■ **THE PROBLEM**
Using the data below, gather each line that includes the word "noise".

Data entries for graphics:

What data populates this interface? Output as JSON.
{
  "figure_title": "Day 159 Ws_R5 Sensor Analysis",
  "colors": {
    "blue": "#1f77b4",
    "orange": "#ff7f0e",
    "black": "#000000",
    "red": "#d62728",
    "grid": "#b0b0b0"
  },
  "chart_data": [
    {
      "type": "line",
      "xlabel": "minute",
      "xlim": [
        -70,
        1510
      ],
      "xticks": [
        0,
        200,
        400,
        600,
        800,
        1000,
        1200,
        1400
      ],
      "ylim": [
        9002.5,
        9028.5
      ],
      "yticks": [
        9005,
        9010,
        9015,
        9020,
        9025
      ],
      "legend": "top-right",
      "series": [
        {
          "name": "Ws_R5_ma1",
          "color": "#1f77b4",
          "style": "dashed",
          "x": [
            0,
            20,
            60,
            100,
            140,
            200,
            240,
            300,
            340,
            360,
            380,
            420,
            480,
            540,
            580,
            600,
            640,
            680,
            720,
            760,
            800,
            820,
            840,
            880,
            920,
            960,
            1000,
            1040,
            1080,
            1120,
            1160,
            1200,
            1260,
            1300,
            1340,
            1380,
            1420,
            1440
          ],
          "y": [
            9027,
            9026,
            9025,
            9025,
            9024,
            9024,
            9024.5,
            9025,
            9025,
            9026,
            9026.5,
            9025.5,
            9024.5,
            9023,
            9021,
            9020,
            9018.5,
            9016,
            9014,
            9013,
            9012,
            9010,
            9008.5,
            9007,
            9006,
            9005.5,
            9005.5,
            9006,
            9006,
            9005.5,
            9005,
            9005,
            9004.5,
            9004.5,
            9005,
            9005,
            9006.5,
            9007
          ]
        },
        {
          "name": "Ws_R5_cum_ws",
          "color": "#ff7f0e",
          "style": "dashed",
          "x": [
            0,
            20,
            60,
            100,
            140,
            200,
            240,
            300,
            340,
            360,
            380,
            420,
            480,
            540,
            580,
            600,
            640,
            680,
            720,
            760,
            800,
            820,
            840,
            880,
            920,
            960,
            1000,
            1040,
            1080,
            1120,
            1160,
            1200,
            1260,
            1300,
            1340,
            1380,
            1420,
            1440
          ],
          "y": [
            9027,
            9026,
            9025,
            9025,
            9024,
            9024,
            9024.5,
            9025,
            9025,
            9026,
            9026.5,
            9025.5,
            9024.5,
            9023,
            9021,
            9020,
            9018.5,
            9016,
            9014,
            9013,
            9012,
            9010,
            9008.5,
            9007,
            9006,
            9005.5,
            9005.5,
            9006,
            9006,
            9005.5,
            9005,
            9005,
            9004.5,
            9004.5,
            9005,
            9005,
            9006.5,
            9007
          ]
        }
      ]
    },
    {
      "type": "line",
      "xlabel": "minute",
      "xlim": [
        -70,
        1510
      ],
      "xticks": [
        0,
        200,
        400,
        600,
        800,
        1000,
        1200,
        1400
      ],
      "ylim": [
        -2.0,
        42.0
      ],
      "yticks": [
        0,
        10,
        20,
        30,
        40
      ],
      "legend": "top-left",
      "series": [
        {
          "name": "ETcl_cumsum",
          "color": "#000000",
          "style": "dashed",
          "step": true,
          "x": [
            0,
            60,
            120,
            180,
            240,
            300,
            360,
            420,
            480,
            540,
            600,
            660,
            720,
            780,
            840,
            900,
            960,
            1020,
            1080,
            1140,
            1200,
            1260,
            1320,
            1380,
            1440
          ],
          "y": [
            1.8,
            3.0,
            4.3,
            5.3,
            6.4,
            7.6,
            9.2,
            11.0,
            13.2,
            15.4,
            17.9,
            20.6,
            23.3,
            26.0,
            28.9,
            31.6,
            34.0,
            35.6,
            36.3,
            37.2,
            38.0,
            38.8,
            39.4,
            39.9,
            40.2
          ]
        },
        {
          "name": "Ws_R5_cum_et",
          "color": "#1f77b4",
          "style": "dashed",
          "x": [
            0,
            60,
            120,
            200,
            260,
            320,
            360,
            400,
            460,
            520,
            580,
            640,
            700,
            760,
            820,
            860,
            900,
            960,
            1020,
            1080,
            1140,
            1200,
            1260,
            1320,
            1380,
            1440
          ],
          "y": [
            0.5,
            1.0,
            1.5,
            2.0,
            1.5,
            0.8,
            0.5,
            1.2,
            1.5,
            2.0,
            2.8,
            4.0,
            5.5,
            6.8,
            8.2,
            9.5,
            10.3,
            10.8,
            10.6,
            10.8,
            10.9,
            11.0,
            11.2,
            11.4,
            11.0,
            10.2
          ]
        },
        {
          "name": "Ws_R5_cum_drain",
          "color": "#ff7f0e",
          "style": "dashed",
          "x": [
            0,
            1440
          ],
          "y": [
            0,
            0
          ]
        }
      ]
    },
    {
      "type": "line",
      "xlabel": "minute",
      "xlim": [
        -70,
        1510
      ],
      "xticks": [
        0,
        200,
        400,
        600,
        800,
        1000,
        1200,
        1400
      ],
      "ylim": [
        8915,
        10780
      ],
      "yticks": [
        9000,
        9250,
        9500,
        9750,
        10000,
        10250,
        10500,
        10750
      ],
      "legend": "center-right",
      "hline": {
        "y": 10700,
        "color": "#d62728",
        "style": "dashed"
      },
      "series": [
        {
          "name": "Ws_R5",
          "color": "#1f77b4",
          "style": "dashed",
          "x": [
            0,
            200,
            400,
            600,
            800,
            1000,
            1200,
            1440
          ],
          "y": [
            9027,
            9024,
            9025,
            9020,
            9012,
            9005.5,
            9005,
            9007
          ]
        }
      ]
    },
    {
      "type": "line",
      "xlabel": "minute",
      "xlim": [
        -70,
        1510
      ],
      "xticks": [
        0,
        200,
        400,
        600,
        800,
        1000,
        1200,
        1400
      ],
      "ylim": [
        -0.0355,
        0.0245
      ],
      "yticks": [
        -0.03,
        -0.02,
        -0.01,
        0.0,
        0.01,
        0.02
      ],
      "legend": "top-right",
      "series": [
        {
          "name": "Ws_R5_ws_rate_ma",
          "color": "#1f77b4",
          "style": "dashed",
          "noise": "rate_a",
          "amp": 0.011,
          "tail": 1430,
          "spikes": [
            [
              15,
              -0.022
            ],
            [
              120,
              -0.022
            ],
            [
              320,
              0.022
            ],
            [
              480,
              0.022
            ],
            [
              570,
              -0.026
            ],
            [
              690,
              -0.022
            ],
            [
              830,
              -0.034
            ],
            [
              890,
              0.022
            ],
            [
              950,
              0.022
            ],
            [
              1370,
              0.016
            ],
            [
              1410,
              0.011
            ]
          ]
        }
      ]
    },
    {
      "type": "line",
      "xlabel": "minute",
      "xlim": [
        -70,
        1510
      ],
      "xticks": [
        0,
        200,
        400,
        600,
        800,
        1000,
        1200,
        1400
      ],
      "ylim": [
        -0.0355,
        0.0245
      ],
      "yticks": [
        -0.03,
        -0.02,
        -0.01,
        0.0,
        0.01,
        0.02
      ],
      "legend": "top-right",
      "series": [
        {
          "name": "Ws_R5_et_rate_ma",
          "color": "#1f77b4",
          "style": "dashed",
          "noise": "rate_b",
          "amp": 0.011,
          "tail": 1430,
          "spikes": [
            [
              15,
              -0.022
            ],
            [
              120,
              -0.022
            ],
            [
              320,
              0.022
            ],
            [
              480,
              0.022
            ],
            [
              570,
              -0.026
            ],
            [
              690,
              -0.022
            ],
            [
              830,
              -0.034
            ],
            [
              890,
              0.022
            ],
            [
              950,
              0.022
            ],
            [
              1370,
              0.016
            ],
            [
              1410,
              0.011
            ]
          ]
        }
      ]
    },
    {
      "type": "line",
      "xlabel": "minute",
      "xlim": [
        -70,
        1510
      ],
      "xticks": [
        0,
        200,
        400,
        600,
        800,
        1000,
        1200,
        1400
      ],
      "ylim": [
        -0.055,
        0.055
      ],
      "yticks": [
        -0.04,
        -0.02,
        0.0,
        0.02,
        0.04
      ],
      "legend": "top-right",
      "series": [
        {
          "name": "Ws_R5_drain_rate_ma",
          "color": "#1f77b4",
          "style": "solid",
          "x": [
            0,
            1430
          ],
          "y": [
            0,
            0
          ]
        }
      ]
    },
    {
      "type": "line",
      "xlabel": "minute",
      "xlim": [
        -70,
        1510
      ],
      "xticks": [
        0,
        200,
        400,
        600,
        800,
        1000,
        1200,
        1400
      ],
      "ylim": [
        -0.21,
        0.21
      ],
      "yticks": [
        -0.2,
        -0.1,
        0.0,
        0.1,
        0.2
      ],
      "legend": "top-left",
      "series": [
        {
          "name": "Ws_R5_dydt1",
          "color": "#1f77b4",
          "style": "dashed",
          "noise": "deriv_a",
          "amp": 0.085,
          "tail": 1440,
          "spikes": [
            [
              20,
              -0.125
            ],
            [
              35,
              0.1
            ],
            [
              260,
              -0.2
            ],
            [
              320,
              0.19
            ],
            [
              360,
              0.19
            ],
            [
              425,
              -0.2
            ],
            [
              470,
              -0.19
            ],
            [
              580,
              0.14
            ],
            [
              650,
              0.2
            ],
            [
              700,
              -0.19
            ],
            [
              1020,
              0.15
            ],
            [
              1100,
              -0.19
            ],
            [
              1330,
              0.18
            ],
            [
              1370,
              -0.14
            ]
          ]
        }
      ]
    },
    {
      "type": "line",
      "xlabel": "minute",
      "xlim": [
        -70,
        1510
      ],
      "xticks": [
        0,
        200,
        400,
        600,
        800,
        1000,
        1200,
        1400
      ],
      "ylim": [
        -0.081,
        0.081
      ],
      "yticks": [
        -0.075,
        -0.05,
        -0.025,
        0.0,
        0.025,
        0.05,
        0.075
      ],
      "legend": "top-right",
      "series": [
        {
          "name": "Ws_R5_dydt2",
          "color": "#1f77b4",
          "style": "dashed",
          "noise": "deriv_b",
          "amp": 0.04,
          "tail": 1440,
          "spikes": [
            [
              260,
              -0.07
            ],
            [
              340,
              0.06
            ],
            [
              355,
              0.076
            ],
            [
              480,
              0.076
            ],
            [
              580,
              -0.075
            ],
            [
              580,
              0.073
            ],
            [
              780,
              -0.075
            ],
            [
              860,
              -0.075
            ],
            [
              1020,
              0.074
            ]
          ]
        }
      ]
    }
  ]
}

■ **OUTPUT BELOW**
          "noise": "rate_a",
          "noise": "rate_b",
          "noise": "deriv_a",
          "noise": "deriv_b",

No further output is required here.